===== Input data
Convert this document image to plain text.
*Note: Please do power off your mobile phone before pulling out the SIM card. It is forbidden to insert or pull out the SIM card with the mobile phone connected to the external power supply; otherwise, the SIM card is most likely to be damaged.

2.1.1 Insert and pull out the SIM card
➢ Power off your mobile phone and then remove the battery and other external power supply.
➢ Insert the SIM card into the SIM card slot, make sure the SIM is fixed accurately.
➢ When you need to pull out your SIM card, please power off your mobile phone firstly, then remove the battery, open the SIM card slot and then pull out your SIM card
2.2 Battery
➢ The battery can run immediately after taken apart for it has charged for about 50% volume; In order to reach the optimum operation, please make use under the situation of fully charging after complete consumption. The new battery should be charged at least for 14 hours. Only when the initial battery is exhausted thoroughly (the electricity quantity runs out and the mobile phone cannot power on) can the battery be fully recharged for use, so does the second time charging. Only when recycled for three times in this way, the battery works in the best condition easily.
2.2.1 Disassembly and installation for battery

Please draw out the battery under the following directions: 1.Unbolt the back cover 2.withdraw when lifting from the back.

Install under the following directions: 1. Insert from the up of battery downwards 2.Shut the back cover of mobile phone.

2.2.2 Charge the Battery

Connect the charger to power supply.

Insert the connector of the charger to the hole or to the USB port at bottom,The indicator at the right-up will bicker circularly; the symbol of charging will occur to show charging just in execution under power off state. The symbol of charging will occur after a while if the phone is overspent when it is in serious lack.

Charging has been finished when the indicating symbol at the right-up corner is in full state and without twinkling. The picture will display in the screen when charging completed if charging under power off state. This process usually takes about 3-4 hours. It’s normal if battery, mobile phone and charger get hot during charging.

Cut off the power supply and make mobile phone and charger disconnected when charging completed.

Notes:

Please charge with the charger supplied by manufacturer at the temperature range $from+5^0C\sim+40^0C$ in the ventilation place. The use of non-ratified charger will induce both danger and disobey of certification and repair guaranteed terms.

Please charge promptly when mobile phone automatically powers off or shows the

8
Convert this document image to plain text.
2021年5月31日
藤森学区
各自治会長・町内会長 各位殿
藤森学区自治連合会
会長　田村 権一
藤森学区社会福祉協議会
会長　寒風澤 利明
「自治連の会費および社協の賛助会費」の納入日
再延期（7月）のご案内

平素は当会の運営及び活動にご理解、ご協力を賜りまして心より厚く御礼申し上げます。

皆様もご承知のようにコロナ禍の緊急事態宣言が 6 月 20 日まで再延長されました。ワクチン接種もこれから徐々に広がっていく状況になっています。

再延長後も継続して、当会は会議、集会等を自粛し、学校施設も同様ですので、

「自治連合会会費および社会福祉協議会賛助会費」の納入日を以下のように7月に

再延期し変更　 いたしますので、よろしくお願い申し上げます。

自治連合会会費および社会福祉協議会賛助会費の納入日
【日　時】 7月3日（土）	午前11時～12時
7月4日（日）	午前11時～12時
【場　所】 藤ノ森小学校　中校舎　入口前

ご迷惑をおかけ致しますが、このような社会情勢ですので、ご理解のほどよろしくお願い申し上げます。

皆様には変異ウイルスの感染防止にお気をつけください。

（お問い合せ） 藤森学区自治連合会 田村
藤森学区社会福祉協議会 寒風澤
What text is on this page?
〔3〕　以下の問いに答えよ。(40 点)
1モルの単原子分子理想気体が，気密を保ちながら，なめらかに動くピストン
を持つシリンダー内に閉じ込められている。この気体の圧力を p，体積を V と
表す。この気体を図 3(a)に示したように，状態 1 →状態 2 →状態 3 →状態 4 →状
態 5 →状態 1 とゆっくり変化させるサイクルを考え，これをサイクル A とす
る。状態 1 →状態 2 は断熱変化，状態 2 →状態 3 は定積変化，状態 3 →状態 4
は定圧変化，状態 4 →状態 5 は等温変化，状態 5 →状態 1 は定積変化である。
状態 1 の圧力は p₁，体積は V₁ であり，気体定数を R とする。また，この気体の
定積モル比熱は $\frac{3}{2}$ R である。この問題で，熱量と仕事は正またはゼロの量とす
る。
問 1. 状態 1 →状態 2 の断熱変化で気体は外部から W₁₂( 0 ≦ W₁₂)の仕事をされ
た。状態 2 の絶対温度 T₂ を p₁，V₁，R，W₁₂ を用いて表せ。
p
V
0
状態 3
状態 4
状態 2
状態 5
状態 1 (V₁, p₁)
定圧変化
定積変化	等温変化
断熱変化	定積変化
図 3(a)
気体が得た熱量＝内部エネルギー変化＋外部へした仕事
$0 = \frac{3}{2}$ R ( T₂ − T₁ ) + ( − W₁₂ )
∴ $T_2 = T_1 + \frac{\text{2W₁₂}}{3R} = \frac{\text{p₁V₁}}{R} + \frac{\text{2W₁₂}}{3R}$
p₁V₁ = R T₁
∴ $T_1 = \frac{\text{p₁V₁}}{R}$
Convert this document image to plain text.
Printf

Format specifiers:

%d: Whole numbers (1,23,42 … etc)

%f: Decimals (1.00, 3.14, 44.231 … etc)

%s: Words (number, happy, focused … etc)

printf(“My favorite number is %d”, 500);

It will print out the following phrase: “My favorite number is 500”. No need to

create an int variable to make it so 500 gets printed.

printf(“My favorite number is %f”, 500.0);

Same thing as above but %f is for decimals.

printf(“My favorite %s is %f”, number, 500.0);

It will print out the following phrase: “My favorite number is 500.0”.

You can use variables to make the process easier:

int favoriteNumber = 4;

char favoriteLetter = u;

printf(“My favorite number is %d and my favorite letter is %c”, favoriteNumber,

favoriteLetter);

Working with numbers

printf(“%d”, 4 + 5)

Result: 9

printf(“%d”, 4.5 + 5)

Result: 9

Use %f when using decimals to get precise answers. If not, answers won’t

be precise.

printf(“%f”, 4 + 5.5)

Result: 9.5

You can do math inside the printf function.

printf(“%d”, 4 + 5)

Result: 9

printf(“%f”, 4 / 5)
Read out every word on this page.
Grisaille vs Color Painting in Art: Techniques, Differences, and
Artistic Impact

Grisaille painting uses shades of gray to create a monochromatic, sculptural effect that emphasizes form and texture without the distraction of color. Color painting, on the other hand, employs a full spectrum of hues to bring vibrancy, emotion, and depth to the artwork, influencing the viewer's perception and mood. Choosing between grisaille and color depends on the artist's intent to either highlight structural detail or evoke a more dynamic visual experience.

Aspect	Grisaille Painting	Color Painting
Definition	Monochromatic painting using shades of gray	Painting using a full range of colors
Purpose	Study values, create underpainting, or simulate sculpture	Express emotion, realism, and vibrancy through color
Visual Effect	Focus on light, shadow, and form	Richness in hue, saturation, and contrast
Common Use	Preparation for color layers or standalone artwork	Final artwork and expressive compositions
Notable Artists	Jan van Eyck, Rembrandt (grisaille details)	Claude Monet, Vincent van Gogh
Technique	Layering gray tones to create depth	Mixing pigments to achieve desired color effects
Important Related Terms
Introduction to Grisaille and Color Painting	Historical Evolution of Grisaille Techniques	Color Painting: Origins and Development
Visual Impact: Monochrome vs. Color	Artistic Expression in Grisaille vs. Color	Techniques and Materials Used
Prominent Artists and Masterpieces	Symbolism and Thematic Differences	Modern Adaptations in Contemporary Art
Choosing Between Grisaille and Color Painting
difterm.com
==========
> **What you should do**: Return all the data exactly as given.

> **Exercise answer**:
Convert this document image to plain text.
*Note: Please do power off your mobile phone before pulling out the SIM card. It is forbidden to insert or pull out the SIM card with the mobile phone connected to the external power supply; otherwise, the SIM card is most likely to be damaged.

2.1.1 Insert and pull out the SIM card
➢ Power off your mobile phone and then remove the battery and other external power supply.
➢ Insert the SIM card into the SIM card slot, make sure the SIM is fixed accurately.
➢ When you need to pull out your SIM card, please power off your mobile phone firstly, then remove the battery, open the SIM card slot and then pull out your SIM card
2.2 Battery
➢ The battery can run immediately after taken apart for it has charged for about 50% volume; In order to reach the optimum operation, please make use under the situation of fully charging after complete consumption. The new battery should be charged at least for 14 hours. Only when the initial battery is exhausted thoroughly (the electricity quantity runs out and the mobile phone cannot power on) can the battery be fully recharged for use, so does the second time charging. Only when recycled for three times in this way, the battery works in the best condition easily.
2.2.1 Disassembly and installation for battery

Please draw out the battery under the following directions: 1.Unbolt the back cover 2.withdraw when lifting from the back.

Install under the following directions: 1. Insert from the up of battery downwards 2.Shut the back cover of mobile phone.

2.2.2 Charge the Battery

Connect the charger to power supply.

Insert the connector of the charger to the hole or to the USB port at bottom,The indicator at the right-up will bicker circularly; the symbol of charging will occur to show charging just in execution under power off state. The symbol of charging will occur after a while if the phone is overspent when it is in serious lack.

Charging has been finished when the indicating symbol at the right-up corner is in full state and without twinkling. The picture will display in the screen when charging completed if charging under power off state. This process usually takes about 3-4 hours. It’s normal if battery, mobile phone and charger get hot during charging.

Cut off the power supply and make mobile phone and charger disconnected when charging completed.

Notes:

Please charge with the charger supplied by manufacturer at the temperature range $from+5^0C\sim+40^0C$ in the ventilation place. The use of non-ratified charger will induce both danger and disobey of certification and repair guaranteed terms.

Please charge promptly when mobile phone automatically powers off or shows the

8
Convert this document image to plain text.
2021年5月31日
藤森学区
各自治会長・町内会長 各位殿
藤森学区自治連合会
会長　田村 権一
藤森学区社会福祉協議会
会長　寒風澤 利明
「自治連の会費および社協の賛助会費」の納入日
再延期（7月）のご案内

平素は当会の運営及び活動にご理解、ご協力を賜りまして心より厚く御礼申し上げます。

皆様もご承知のようにコロナ禍の緊急事態宣言が 6 月 20 日まで再延長されました。ワクチン接種もこれから徐々に広がっていく状況になっています。

再延長後も継続して、当会は会議、集会等を自粛し、学校施設も同様ですので、

「自治連合会会費および社会福祉協議会賛助会費」の納入日を以下のように7月に

再延期し変更　 いたしますので、よろしくお願い申し上げます。

自治連合会会費および社会福祉協議会賛助会費の納入日
【日　時】 7月3日（土）	午前11時～12時
7月4日（日）	午前11時～12時
【場　所】 藤ノ森小学校　中校舎　入口前

ご迷惑をおかけ致しますが、このような社会情勢ですので、ご理解のほどよろしくお願い申し上げます。

皆様には変異ウイルスの感染防止にお気をつけください。

（お問い合せ） 藤森学区自治連合会 田村
藤森学区社会福祉協議会 寒風澤
What text is on this page?
〔3〕　以下の問いに答えよ。(40 点)
1モルの単原子分子理想気体が，気密を保ちながら，なめらかに動くピストン
を持つシリンダー内に閉じ込められている。この気体の圧力を p，体積を V と
表す。この気体を図 3(a)に示したように，状態 1 →状態 2 →状態 3 →状態 4 →状
態 5 →状態 1 とゆっくり変化させるサイクルを考え，これをサイクル A とす
る。状態 1 →状態 2 は断熱変化，状態 2 →状態 3 は定積変化，状態 3 →状態 4
は定圧変化，状態 4 →状態 5 は等温変化，状態 5 →状態 1 は定積変化である。
状態 1 の圧力は p₁，体積は V₁ であり，気体定数を R とする。また，この気体の
定積モル比熱は $\frac{3}{2}$ R である。この問題で，熱量と仕事は正またはゼロの量とす
る。
問 1. 状態 1 →状態 2 の断熱変化で気体は外部から W₁₂( 0 ≦ W₁₂)の仕事をされ
た。状態 2 の絶対温度 T₂ を p₁，V₁，R，W₁₂ を用いて表せ。
p
V
0
状態 3
状態 4
状態 2
状態 5
状態 1 (V₁, p₁)
定圧変化
定積変化	等温変化
断熱変化	定積変化
図 3(a)
気体が得た熱量＝内部エネルギー変化＋外部へした仕事
$0 = \frac{3}{2}$ R ( T₂ − T₁ ) + ( − W₁₂ )
∴ $T_2 = T_1 + \frac{\text{2W₁₂}}{3R} = \frac{\text{p₁V₁}}{R} + \frac{\text{2W₁₂}}{3R}$
p₁V₁ = R T₁
∴ $T_1 = \frac{\text{p₁V₁}}{R}$
Convert this document image to plain text.
Printf

Format specifiers:

%d: Whole numbers (1,23,42 … etc)

%f: Decimals (1.00, 3.14, 44.231 … etc)

%s: Words (number, happy, focused … etc)

printf(“My favorite number is %d”, 500);

It will print out the following phrase: “My favorite number is 500”. No need to

create an int variable to make it so 500 gets printed.

printf(“My favorite number is %f”, 500.0);

Same thing as above but %f is for decimals.

printf(“My favorite %s is %f”, number, 500.0);

It will print out the following phrase: “My favorite number is 500.0”.

You can use variables to make the process easier:

int favoriteNumber = 4;

char favoriteLetter = u;

printf(“My favorite number is %d and my favorite letter is %c”, favoriteNumber,

favoriteLetter);

Working with numbers

printf(“%d”, 4 + 5)

Result: 9

printf(“%d”, 4.5 + 5)

Result: 9

Use %f when using decimals to get precise answers. If not, answers won’t

be precise.

printf(“%f”, 4 + 5.5)

Result: 9.5

You can do math inside the printf function.

printf(“%d”, 4 + 5)

Result: 9

printf(“%f”, 4 / 5)
Read out every word on this page.
Grisaille vs Color Painting in Art: Techniques, Differences, and
Artistic Impact

Grisaille painting uses shades of gray to create a monochromatic, sculptural effect that emphasizes form and texture without the distraction of color. Color painting, on the other hand, employs a full spectrum of hues to bring vibrancy, emotion, and depth to the artwork, influencing the viewer's perception and mood. Choosing between grisaille and color depends on the artist's intent to either highlight structural detail or evoke a more dynamic visual experience.

Aspect	Grisaille Painting	Color Painting
Definition	Monochromatic painting using shades of gray	Painting using a full range of colors
Purpose	Study values, create underpainting, or simulate sculpture	Express emotion, realism, and vibrancy through color
Visual Effect	Focus on light, shadow, and form	Richness in hue, saturation, and contrast
Common Use	Preparation for color layers or standalone artwork	Final artwork and expressive compositions
Notable Artists	Jan van Eyck, Rembrandt (grisaille details)	Claude Monet, Vincent van Gogh
Technique	Layering gray tones to create depth	Mixing pigments to achieve desired color effects
Important Related Terms
Introduction to Grisaille and Color Painting	Historical Evolution of Grisaille Techniques	Color Painting: Origins and Development
Visual Impact: Monochrome vs. Color	Artistic Expression in Grisaille vs. Color	Techniques and Materials Used
Prominent Artists and Masterpieces	Symbolism and Thematic Differences	Modern Adaptations in Contemporary Art
Choosing Between Grisaille and Color Painting
difterm.com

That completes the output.